_TASK GOAL_
Each line below is to be set down again exactly.

[Document page transcript entries]
☆ ☆ ☆ ☆ ☆ ☆ ☆

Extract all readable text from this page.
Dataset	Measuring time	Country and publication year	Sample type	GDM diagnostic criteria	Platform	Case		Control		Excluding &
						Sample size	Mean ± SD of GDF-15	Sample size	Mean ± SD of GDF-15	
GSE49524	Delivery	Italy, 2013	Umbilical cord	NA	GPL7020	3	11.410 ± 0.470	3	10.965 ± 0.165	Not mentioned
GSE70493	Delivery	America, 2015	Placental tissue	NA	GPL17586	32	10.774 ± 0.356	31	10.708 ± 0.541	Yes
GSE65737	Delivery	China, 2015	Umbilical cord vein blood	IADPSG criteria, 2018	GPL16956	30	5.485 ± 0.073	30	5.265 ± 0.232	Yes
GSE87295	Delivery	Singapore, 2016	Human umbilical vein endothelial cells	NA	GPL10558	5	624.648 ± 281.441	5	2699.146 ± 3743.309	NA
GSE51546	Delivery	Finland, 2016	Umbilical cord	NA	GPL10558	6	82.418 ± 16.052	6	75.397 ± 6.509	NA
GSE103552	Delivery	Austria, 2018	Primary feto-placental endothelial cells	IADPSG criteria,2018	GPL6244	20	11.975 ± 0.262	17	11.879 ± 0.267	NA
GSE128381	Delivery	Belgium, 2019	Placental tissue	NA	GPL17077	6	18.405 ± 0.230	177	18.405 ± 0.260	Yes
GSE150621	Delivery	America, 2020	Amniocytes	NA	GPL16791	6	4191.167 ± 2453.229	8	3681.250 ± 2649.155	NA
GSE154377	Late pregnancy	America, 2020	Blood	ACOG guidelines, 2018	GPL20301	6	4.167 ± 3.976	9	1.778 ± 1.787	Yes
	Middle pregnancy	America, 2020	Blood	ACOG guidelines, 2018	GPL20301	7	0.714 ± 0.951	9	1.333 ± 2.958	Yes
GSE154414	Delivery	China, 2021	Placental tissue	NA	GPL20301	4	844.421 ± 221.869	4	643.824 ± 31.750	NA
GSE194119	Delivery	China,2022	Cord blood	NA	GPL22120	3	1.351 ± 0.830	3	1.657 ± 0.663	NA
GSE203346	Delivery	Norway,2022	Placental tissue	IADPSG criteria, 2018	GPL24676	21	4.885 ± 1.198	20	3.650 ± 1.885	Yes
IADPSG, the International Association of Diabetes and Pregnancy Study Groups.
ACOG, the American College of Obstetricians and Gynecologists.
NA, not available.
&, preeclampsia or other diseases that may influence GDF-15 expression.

☆ ☆ ☆ ☆ ☆ ☆ ☆

_TASK ANSWER_
Extract all readable text from this page.
Dataset	Measuring time	Country and publication year	Sample type	GDM diagnostic criteria	Platform	Case		Control		Excluding &
						Sample size	Mean ± SD of GDF-15	Sample size	Mean ± SD of GDF-15	
GSE49524	Delivery	Italy, 2013	Umbilical cord	NA	GPL7020	3	11.410 ± 0.470	3	10.965 ± 0.165	Not mentioned
GSE70493	Delivery	America, 2015	Placental tissue	NA	GPL17586	32	10.774 ± 0.356	31	10.708 ± 0.541	Yes
GSE65737	Delivery	China, 2015	Umbilical cord vein blood	IADPSG criteria, 2018	GPL16956	30	5.485 ± 0.073	30	5.265 ± 0.232	Yes
GSE87295	Delivery	Singapore, 2016	Human umbilical vein endothelial cells	NA	GPL10558	5	624.648 ± 281.441	5	2699.146 ± 3743.309	NA
GSE51546	Delivery	Finland, 2016	Umbilical cord	NA	GPL10558	6	82.418 ± 16.052	6	75.397 ± 6.509	NA
GSE103552	Delivery	Austria, 2018	Primary feto-placental endothelial cells	IADPSG criteria,2018	GPL6244	20	11.975 ± 0.262	17	11.879 ± 0.267	NA
GSE128381	Delivery	Belgium, 2019	Placental tissue	NA	GPL17077	6	18.405 ± 0.230	177	18.405 ± 0.260	Yes
GSE150621	Delivery	America, 2020	Amniocytes	NA	GPL16791	6	4191.167 ± 2453.229	8	3681.250 ± 2649.155	NA
GSE154377	Late pregnancy	America, 2020	Blood	ACOG guidelines, 2018	GPL20301	6	4.167 ± 3.976	9	1.778 ± 1.787	Yes
	Middle pregnancy	America, 2020	Blood	ACOG guidelines, 2018	GPL20301	7	0.714 ± 0.951	9	1.333 ± 2.958	Yes
GSE154414	Delivery	China, 2021	Placental tissue	NA	GPL20301	4	844.421 ± 221.869	4	643.824 ± 31.750	NA
GSE194119	Delivery	China,2022	Cord blood	NA	GPL22120	3	1.351 ± 0.830	3	1.657 ± 0.663	NA
GSE203346	Delivery	Norway,2022	Placental tissue	IADPSG criteria, 2018	GPL24676	21	4.885 ± 1.198	20	3.650 ± 1.885	Yes
IADPSG, the International Association of Diabetes and Pregnancy Study Groups.
ACOG, the American College of Obstetricians and Gynecologists.
NA, not available.
&, preeclampsia or other diseases that may influence GDF-15 expression.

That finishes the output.